GIVEN TASK: Reproduce the listing word for word, leaving every picture behind.

═════ LISTING

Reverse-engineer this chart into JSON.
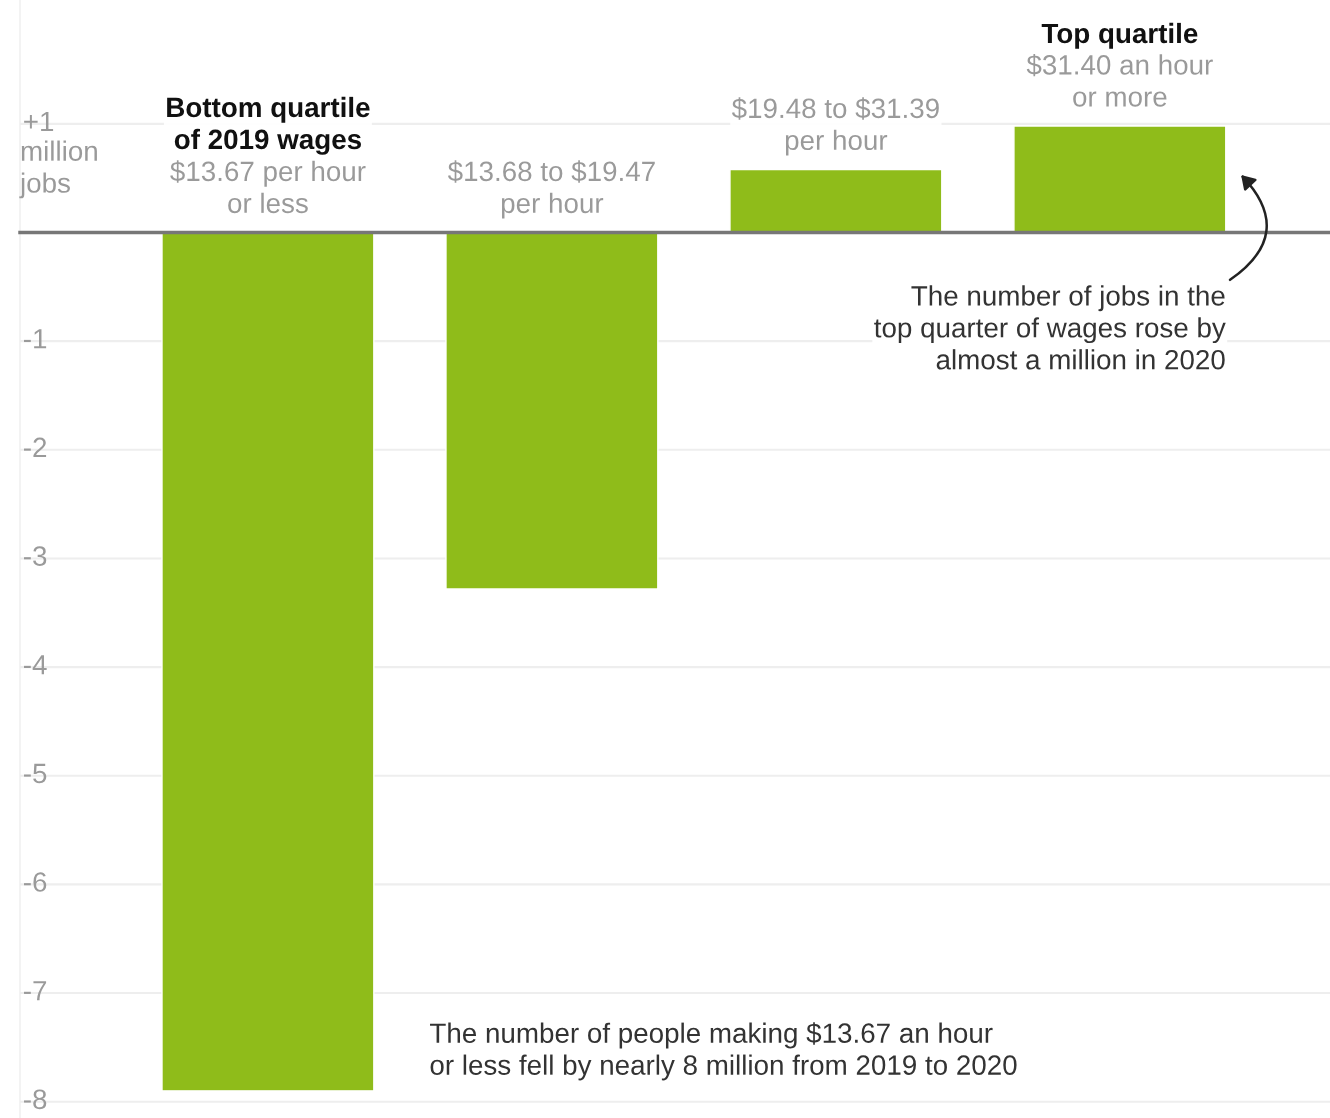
{
  "chart_data": {
    "type": "bar",
    "categories": [
      "$13.67 per hour\nor less",
      "$13.68 to $19.47\nper hour",
      "$19.48 to $31.39\nper hour",
      "$31.40 an hour\nor more"
    ],
    "values": [
      -7.9,
      -3.28,
      0.58,
      0.98
    ],
    "color": "#8fbc1a",
    "ylim": [
      -8.15,
      2.14
    ],
    "yticks": [
      {
        "value": 1,
        "label": "+1"
      },
      -1,
      -2,
      -3,
      -4,
      -5,
      -6,
      -7,
      -8
    ],
    "ylabel": "million\njobs",
    "grid": "y",
    "annotations": [
      "Bottom quartile\nof 2019 wages",
      "Top quartile",
      "The number of jobs in the\ntop quarter of wages rose by\nalmost a million in 2020",
      "The number of people making $13.67 an hour\nor less fell by nearly 8 million from 2019 to 2020"
    ]
  }
}
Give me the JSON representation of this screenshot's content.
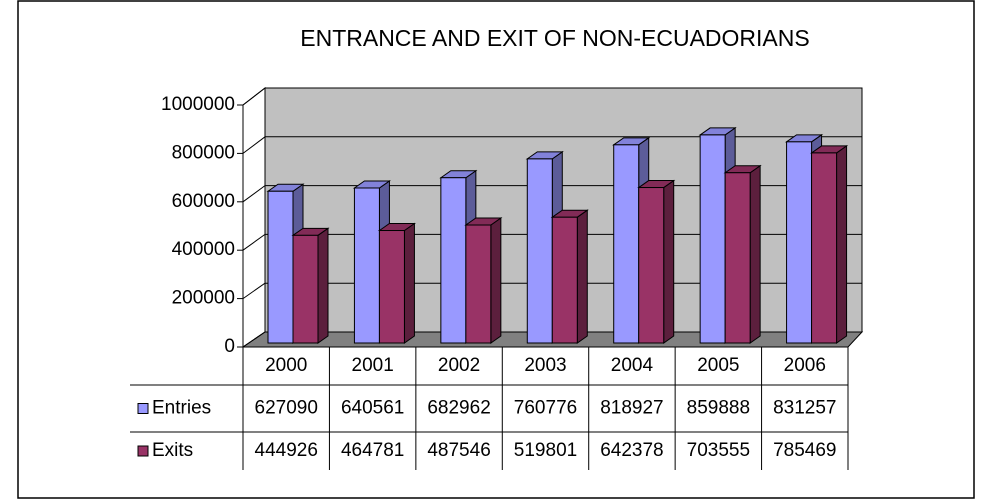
{
  "chart_data": {
    "type": "bar3d",
    "title": "ENTRANCE AND EXIT OF NON-ECUADORIANS",
    "categories": [
      "2000",
      "2001",
      "2002",
      "2003",
      "2004",
      "2005",
      "2006"
    ],
    "series": [
      {
        "name": "Entries",
        "color": "#9999ff",
        "values": [
          627090,
          640561,
          682962,
          760776,
          818927,
          859888,
          831257
        ]
      },
      {
        "name": "Exits",
        "color": "#993366",
        "values": [
          444926,
          464781,
          487546,
          519801,
          642378,
          703555,
          785469
        ]
      }
    ],
    "ylim": [
      0,
      1000000
    ],
    "yticks": [
      0,
      200000,
      400000,
      600000,
      800000,
      1000000
    ],
    "grid": true
  }
}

══════════

THE OUTPUT:
Reverse-engineer this chart into JSON.
{
  "chart_data": {
    "type": "bar",
    "categories": [
      "$13.67 per hour\nor less",
      "$13.68 to $19.47\nper hour",
      "$19.48 to $31.39\nper hour",
      "$31.40 an hour\nor more"
    ],
    "values": [
      -7.9,
      -3.28,
      0.58,
      0.98
    ],
    "color": "#8fbc1a",
    "ylim": [
      -8.15,
      2.14
    ],
    "yticks": [
      {
        "value": 1,
        "label": "+1"
      },
      -1,
      -2,
      -3,
      -4,
      -5,
      -6,
      -7,
      -8
    ],
    "ylabel": "million\njobs",
    "grid": "y",
    "annotations": [
      "Bottom quartile\nof 2019 wages",
      "Top quartile",
      "The number of jobs in the\ntop quarter of wages rose by\nalmost a million in 2020",
      "The number of people making $13.67 an hour\nor less fell by nearly 8 million from 2019 to 2020"
    ]
  }
}
Give me the JSON representation of this screenshot's content.
{
  "chart_data": {
    "type": "bar3d",
    "title": "ENTRANCE AND EXIT OF NON-ECUADORIANS",
    "categories": [
      "2000",
      "2001",
      "2002",
      "2003",
      "2004",
      "2005",
      "2006"
    ],
    "series": [
      {
        "name": "Entries",
        "color": "#9999ff",
        "values": [
          627090,
          640561,
          682962,
          760776,
          818927,
          859888,
          831257
        ]
      },
      {
        "name": "Exits",
        "color": "#993366",
        "values": [
          444926,
          464781,
          487546,
          519801,
          642378,
          703555,
          785469
        ]
      }
    ],
    "ylim": [
      0,
      1000000
    ],
    "yticks": [
      0,
      200000,
      400000,
      600000,
      800000,
      1000000
    ],
    "grid": true
  }
}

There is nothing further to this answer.